INFORMATION SHOWN:
....................

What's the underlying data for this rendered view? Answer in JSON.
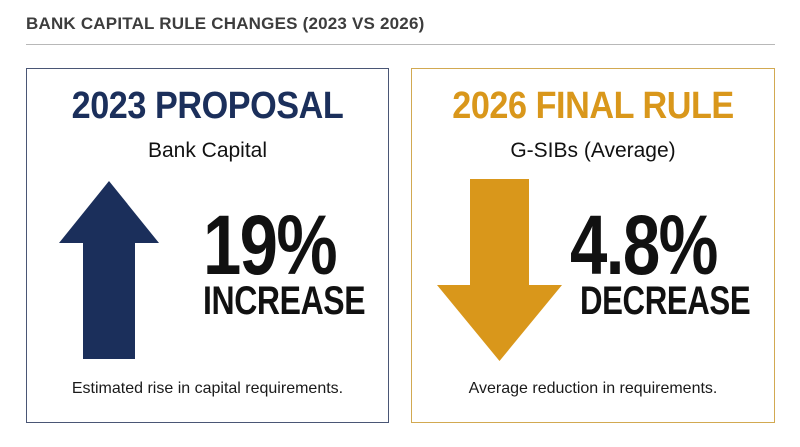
{
  "header": {
    "title": "BANK CAPITAL RULE CHANGES (2023 VS 2026)"
  },
  "colors": {
    "navy": "#1b2f5b",
    "gold": "#d9971b"
  },
  "cards": [
    {
      "title": "2023 PROPOSAL",
      "subtitle": "Bank Capital",
      "value": "19%",
      "change": "INCREASE",
      "caption": "Estimated rise in capital requirements.",
      "icon": "arrow-up-icon"
    },
    {
      "title": "2026 FINAL RULE",
      "subtitle": "G-SIBs (Average)",
      "value": "4.8%",
      "change": "DECREASE",
      "caption": "Average reduction in requirements.",
      "icon": "arrow-down-icon"
    }
  ]
}
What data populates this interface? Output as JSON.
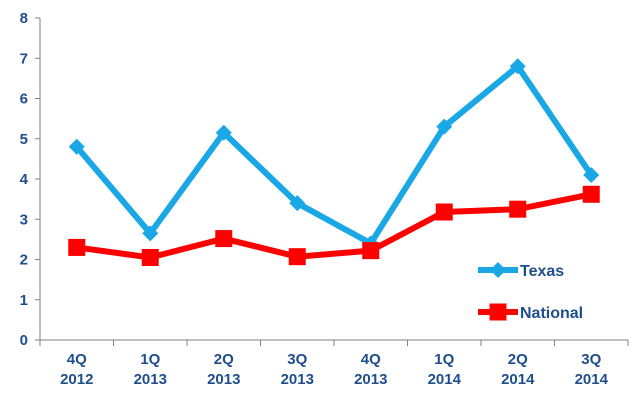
{
  "chart_data": {
    "type": "line",
    "title": "",
    "xlabel": "",
    "ylabel": "",
    "ylim": [
      0,
      8
    ],
    "yticks": [
      0,
      1,
      2,
      3,
      4,
      5,
      6,
      7,
      8
    ],
    "categories": [
      [
        "4Q",
        "2012"
      ],
      [
        "1Q",
        "2013"
      ],
      [
        "2Q",
        "2013"
      ],
      [
        "3Q",
        "2013"
      ],
      [
        "4Q",
        "2013"
      ],
      [
        "1Q",
        "2014"
      ],
      [
        "2Q",
        "2014"
      ],
      [
        "3Q",
        "2014"
      ]
    ],
    "grid": false,
    "legend_position": "bottom-right",
    "series": [
      {
        "name": "Texas",
        "color": "#1aa7e6",
        "marker": "diamond",
        "values": [
          4.8,
          2.65,
          5.15,
          3.4,
          2.4,
          5.3,
          6.8,
          4.1
        ]
      },
      {
        "name": "National",
        "color": "#ff0000",
        "marker": "square",
        "values": [
          2.3,
          2.05,
          2.52,
          2.07,
          2.22,
          3.18,
          3.25,
          3.62
        ]
      }
    ]
  }
}
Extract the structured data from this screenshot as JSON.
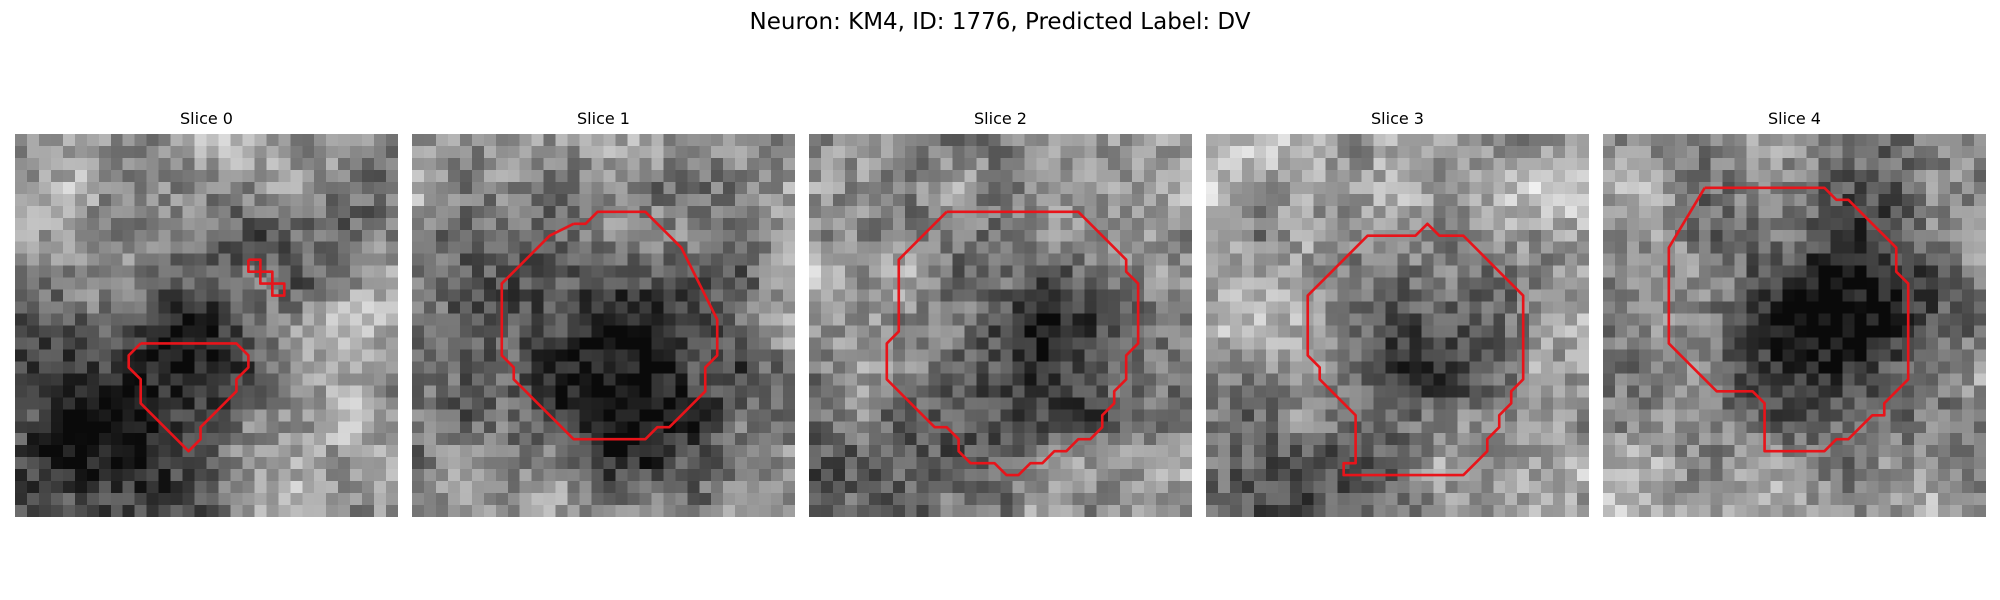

....................

SHORT PROBLEM: Repeat the material above verbatim. Leave the pictures behind.

FINAL ANSWER:
What's the underlying data for this rendered view? Answer in JSON.
{
  "header": {
    "title": "BANK CAPITAL RULE CHANGES (2023 VS 2026)"
  },
  "colors": {
    "navy": "#1b2f5b",
    "gold": "#d9971b"
  },
  "cards": [
    {
      "title": "2023 PROPOSAL",
      "subtitle": "Bank Capital",
      "value": "19%",
      "change": "INCREASE",
      "caption": "Estimated rise in capital requirements.",
      "icon": "arrow-up-icon"
    },
    {
      "title": "2026 FINAL RULE",
      "subtitle": "G-SIBs (Average)",
      "value": "4.8%",
      "change": "DECREASE",
      "caption": "Average reduction in requirements.",
      "icon": "arrow-down-icon"
    }
  ]
}
What data populates this interface? Output as JSON.
{
  "chart_data": {
    "type": "line",
    "title": "",
    "xlabel": "",
    "ylabel": "",
    "ylim": [
      0,
      8
    ],
    "yticks": [
      0,
      1,
      2,
      3,
      4,
      5,
      6,
      7,
      8
    ],
    "categories": [
      [
        "4Q",
        "2012"
      ],
      [
        "1Q",
        "2013"
      ],
      [
        "2Q",
        "2013"
      ],
      [
        "3Q",
        "2013"
      ],
      [
        "4Q",
        "2013"
      ],
      [
        "1Q",
        "2014"
      ],
      [
        "2Q",
        "2014"
      ],
      [
        "3Q",
        "2014"
      ]
    ],
    "grid": false,
    "legend_position": "bottom-right",
    "series": [
      {
        "name": "Texas",
        "color": "#1aa7e6",
        "marker": "diamond",
        "values": [
          4.8,
          2.65,
          5.15,
          3.4,
          2.4,
          5.3,
          6.8,
          4.1
        ]
      },
      {
        "name": "National",
        "color": "#ff0000",
        "marker": "square",
        "values": [
          2.3,
          2.05,
          2.52,
          2.07,
          2.22,
          3.18,
          3.25,
          3.62
        ]
      }
    ]
  }
}
Extract the structured data from this screenshot as JSON.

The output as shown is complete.